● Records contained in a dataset
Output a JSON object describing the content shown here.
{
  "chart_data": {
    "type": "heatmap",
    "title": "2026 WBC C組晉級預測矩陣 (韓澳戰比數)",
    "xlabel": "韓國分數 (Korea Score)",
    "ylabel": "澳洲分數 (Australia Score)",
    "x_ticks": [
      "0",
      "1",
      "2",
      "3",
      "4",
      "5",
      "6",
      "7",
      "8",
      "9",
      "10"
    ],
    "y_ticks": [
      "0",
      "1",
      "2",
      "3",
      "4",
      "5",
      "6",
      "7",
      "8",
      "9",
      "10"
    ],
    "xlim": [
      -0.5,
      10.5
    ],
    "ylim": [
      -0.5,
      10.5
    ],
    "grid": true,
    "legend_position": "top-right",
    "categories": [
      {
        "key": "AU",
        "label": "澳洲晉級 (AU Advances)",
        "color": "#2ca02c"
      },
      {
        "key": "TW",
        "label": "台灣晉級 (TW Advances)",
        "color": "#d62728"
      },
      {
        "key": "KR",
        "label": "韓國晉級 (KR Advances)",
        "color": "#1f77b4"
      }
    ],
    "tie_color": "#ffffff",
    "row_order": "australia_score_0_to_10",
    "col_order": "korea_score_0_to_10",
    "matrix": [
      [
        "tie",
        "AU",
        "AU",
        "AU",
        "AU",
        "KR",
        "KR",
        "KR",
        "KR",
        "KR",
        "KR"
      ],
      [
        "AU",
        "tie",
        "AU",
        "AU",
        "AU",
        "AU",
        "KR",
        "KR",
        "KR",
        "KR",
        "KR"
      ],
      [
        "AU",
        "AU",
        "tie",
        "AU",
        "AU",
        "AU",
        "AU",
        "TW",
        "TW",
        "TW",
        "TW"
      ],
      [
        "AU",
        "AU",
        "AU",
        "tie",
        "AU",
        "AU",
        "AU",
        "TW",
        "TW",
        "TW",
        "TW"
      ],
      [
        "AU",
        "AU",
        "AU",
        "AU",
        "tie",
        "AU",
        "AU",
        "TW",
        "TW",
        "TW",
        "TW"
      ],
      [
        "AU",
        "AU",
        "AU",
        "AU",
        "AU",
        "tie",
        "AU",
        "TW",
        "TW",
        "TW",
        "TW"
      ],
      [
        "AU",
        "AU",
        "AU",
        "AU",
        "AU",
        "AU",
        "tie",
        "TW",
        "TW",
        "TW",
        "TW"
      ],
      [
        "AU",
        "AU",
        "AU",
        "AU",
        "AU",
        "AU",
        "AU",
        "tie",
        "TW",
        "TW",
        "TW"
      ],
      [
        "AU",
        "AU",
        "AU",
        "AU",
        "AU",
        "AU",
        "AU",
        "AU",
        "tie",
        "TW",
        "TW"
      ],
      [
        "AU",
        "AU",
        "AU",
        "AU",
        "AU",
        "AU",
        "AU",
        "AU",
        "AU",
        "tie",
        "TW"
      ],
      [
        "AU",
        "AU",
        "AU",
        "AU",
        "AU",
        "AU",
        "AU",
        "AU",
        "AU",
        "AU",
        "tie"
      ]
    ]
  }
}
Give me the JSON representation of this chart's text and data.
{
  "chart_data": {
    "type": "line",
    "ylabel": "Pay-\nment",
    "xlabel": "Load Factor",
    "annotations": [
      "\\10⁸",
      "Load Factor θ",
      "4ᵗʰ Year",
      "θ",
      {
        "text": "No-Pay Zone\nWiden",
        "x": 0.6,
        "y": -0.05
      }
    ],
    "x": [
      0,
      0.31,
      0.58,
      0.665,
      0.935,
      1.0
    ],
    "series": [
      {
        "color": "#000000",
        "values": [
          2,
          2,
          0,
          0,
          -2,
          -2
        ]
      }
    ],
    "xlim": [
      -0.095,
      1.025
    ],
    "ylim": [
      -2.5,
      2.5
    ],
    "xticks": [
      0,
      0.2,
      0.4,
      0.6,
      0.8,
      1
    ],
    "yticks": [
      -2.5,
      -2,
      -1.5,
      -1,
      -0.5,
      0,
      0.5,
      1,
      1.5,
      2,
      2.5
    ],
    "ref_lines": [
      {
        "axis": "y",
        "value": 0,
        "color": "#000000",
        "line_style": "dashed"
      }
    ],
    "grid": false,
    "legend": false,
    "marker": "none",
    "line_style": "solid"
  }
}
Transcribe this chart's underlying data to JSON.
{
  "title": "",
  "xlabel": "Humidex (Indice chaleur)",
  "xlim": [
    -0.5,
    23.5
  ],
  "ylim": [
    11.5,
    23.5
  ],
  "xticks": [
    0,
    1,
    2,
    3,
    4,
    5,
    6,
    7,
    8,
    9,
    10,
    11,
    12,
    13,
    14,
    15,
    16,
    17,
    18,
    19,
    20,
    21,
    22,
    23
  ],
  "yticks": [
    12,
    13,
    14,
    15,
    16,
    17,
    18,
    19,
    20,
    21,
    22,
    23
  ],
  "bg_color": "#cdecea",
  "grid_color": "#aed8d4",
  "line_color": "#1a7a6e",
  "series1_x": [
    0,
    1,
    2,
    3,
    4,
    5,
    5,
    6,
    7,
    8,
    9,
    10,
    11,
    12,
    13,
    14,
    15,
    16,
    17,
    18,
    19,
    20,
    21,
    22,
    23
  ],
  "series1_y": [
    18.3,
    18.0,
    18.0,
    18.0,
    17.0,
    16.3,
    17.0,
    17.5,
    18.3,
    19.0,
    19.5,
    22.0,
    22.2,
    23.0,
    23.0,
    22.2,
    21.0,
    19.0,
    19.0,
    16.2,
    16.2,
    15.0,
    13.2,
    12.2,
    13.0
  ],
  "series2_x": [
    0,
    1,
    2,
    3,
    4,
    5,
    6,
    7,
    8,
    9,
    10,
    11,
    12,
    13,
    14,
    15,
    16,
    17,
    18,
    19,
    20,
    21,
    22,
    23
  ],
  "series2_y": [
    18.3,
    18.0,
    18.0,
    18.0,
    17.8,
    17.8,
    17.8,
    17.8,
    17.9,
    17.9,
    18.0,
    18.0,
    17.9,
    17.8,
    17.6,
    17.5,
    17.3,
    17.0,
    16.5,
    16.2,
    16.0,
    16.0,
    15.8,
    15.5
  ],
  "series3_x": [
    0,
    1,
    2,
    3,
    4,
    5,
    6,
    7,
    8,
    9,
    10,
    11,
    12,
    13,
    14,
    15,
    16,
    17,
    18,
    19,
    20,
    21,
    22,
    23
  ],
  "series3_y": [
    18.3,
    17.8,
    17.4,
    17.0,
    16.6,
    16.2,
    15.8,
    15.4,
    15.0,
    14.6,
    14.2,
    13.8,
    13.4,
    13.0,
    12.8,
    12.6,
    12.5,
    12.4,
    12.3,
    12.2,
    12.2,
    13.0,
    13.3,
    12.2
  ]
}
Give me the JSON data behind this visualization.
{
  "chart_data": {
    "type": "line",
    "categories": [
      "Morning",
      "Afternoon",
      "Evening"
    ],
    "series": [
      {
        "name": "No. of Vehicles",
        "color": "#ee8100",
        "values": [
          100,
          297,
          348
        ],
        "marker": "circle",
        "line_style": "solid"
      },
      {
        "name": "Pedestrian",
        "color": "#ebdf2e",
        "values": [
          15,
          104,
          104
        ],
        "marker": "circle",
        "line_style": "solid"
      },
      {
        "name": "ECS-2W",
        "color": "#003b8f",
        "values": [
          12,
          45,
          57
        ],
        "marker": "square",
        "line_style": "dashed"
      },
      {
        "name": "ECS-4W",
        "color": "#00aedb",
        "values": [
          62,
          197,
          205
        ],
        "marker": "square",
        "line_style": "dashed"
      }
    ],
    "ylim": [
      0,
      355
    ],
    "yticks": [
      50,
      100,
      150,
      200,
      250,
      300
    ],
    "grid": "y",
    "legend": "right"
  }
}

● Task instructions
Repeat the data exactly. Leave nothing out.

● Answer in full
Output a JSON object describing the content shown here.
{
  "chart_data": {
    "type": "heatmap",
    "title": "2026 WBC C組晉級預測矩陣 (韓澳戰比數)",
    "xlabel": "韓國分數 (Korea Score)",
    "ylabel": "澳洲分數 (Australia Score)",
    "x_ticks": [
      "0",
      "1",
      "2",
      "3",
      "4",
      "5",
      "6",
      "7",
      "8",
      "9",
      "10"
    ],
    "y_ticks": [
      "0",
      "1",
      "2",
      "3",
      "4",
      "5",
      "6",
      "7",
      "8",
      "9",
      "10"
    ],
    "xlim": [
      -0.5,
      10.5
    ],
    "ylim": [
      -0.5,
      10.5
    ],
    "grid": true,
    "legend_position": "top-right",
    "categories": [
      {
        "key": "AU",
        "label": "澳洲晉級 (AU Advances)",
        "color": "#2ca02c"
      },
      {
        "key": "TW",
        "label": "台灣晉級 (TW Advances)",
        "color": "#d62728"
      },
      {
        "key": "KR",
        "label": "韓國晉級 (KR Advances)",
        "color": "#1f77b4"
      }
    ],
    "tie_color": "#ffffff",
    "row_order": "australia_score_0_to_10",
    "col_order": "korea_score_0_to_10",
    "matrix": [
      [
        "tie",
        "AU",
        "AU",
        "AU",
        "AU",
        "KR",
        "KR",
        "KR",
        "KR",
        "KR",
        "KR"
      ],
      [
        "AU",
        "tie",
        "AU",
        "AU",
        "AU",
        "AU",
        "KR",
        "KR",
        "KR",
        "KR",
        "KR"
      ],
      [
        "AU",
        "AU",
        "tie",
        "AU",
        "AU",
        "AU",
        "AU",
        "TW",
        "TW",
        "TW",
        "TW"
      ],
      [
        "AU",
        "AU",
        "AU",
        "tie",
        "AU",
        "AU",
        "AU",
        "TW",
        "TW",
        "TW",
        "TW"
      ],
      [
        "AU",
        "AU",
        "AU",
        "AU",
        "tie",
        "AU",
        "AU",
        "TW",
        "TW",
        "TW",
        "TW"
      ],
      [
        "AU",
        "AU",
        "AU",
        "AU",
        "AU",
        "tie",
        "AU",
        "TW",
        "TW",
        "TW",
        "TW"
      ],
      [
        "AU",
        "AU",
        "AU",
        "AU",
        "AU",
        "AU",
        "tie",
        "TW",
        "TW",
        "TW",
        "TW"
      ],
      [
        "AU",
        "AU",
        "AU",
        "AU",
        "AU",
        "AU",
        "AU",
        "tie",
        "TW",
        "TW",
        "TW"
      ],
      [
        "AU",
        "AU",
        "AU",
        "AU",
        "AU",
        "AU",
        "AU",
        "AU",
        "tie",
        "TW",
        "TW"
      ],
      [
        "AU",
        "AU",
        "AU",
        "AU",
        "AU",
        "AU",
        "AU",
        "AU",
        "AU",
        "tie",
        "TW"
      ],
      [
        "AU",
        "AU",
        "AU",
        "AU",
        "AU",
        "AU",
        "AU",
        "AU",
        "AU",
        "AU",
        "tie"
      ]
    ]
  }
}
Give me the JSON representation of this chart's text and data.
{
  "chart_data": {
    "type": "line",
    "ylabel": "Pay-\nment",
    "xlabel": "Load Factor",
    "annotations": [
      "\\10⁸",
      "Load Factor θ",
      "4ᵗʰ Year",
      "θ",
      {
        "text": "No-Pay Zone\nWiden",
        "x": 0.6,
        "y": -0.05
      }
    ],
    "x": [
      0,
      0.31,
      0.58,
      0.665,
      0.935,
      1.0
    ],
    "series": [
      {
        "color": "#000000",
        "values": [
          2,
          2,
          0,
          0,
          -2,
          -2
        ]
      }
    ],
    "xlim": [
      -0.095,
      1.025
    ],
    "ylim": [
      -2.5,
      2.5
    ],
    "xticks": [
      0,
      0.2,
      0.4,
      0.6,
      0.8,
      1
    ],
    "yticks": [
      -2.5,
      -2,
      -1.5,
      -1,
      -0.5,
      0,
      0.5,
      1,
      1.5,
      2,
      2.5
    ],
    "ref_lines": [
      {
        "axis": "y",
        "value": 0,
        "color": "#000000",
        "line_style": "dashed"
      }
    ],
    "grid": false,
    "legend": false,
    "marker": "none",
    "line_style": "solid"
  }
}
Transcribe this chart's underlying data to JSON.
{
  "title": "",
  "xlabel": "Humidex (Indice chaleur)",
  "xlim": [
    -0.5,
    23.5
  ],
  "ylim": [
    11.5,
    23.5
  ],
  "xticks": [
    0,
    1,
    2,
    3,
    4,
    5,
    6,
    7,
    8,
    9,
    10,
    11,
    12,
    13,
    14,
    15,
    16,
    17,
    18,
    19,
    20,
    21,
    22,
    23
  ],
  "yticks": [
    12,
    13,
    14,
    15,
    16,
    17,
    18,
    19,
    20,
    21,
    22,
    23
  ],
  "bg_color": "#cdecea",
  "grid_color": "#aed8d4",
  "line_color": "#1a7a6e",
  "series1_x": [
    0,
    1,
    2,
    3,
    4,
    5,
    5,
    6,
    7,
    8,
    9,
    10,
    11,
    12,
    13,
    14,
    15,
    16,
    17,
    18,
    19,
    20,
    21,
    22,
    23
  ],
  "series1_y": [
    18.3,
    18.0,
    18.0,
    18.0,
    17.0,
    16.3,
    17.0,
    17.5,
    18.3,
    19.0,
    19.5,
    22.0,
    22.2,
    23.0,
    23.0,
    22.2,
    21.0,
    19.0,
    19.0,
    16.2,
    16.2,
    15.0,
    13.2,
    12.2,
    13.0
  ],
  "series2_x": [
    0,
    1,
    2,
    3,
    4,
    5,
    6,
    7,
    8,
    9,
    10,
    11,
    12,
    13,
    14,
    15,
    16,
    17,
    18,
    19,
    20,
    21,
    22,
    23
  ],
  "series2_y": [
    18.3,
    18.0,
    18.0,
    18.0,
    17.8,
    17.8,
    17.8,
    17.8,
    17.9,
    17.9,
    18.0,
    18.0,
    17.9,
    17.8,
    17.6,
    17.5,
    17.3,
    17.0,
    16.5,
    16.2,
    16.0,
    16.0,
    15.8,
    15.5
  ],
  "series3_x": [
    0,
    1,
    2,
    3,
    4,
    5,
    6,
    7,
    8,
    9,
    10,
    11,
    12,
    13,
    14,
    15,
    16,
    17,
    18,
    19,
    20,
    21,
    22,
    23
  ],
  "series3_y": [
    18.3,
    17.8,
    17.4,
    17.0,
    16.6,
    16.2,
    15.8,
    15.4,
    15.0,
    14.6,
    14.2,
    13.8,
    13.4,
    13.0,
    12.8,
    12.6,
    12.5,
    12.4,
    12.3,
    12.2,
    12.2,
    13.0,
    13.3,
    12.2
  ]
}
Give me the JSON data behind this visualization.
{
  "chart_data": {
    "type": "line",
    "categories": [
      "Morning",
      "Afternoon",
      "Evening"
    ],
    "series": [
      {
        "name": "No. of Vehicles",
        "color": "#ee8100",
        "values": [
          100,
          297,
          348
        ],
        "marker": "circle",
        "line_style": "solid"
      },
      {
        "name": "Pedestrian",
        "color": "#ebdf2e",
        "values": [
          15,
          104,
          104
        ],
        "marker": "circle",
        "line_style": "solid"
      },
      {
        "name": "ECS-2W",
        "color": "#003b8f",
        "values": [
          12,
          45,
          57
        ],
        "marker": "square",
        "line_style": "dashed"
      },
      {
        "name": "ECS-4W",
        "color": "#00aedb",
        "values": [
          62,
          197,
          205
        ],
        "marker": "square",
        "line_style": "dashed"
      }
    ],
    "ylim": [
      0,
      355
    ],
    "yticks": [
      50,
      100,
      150,
      200,
      250,
      300
    ],
    "grid": "y",
    "legend": "right"
  }
}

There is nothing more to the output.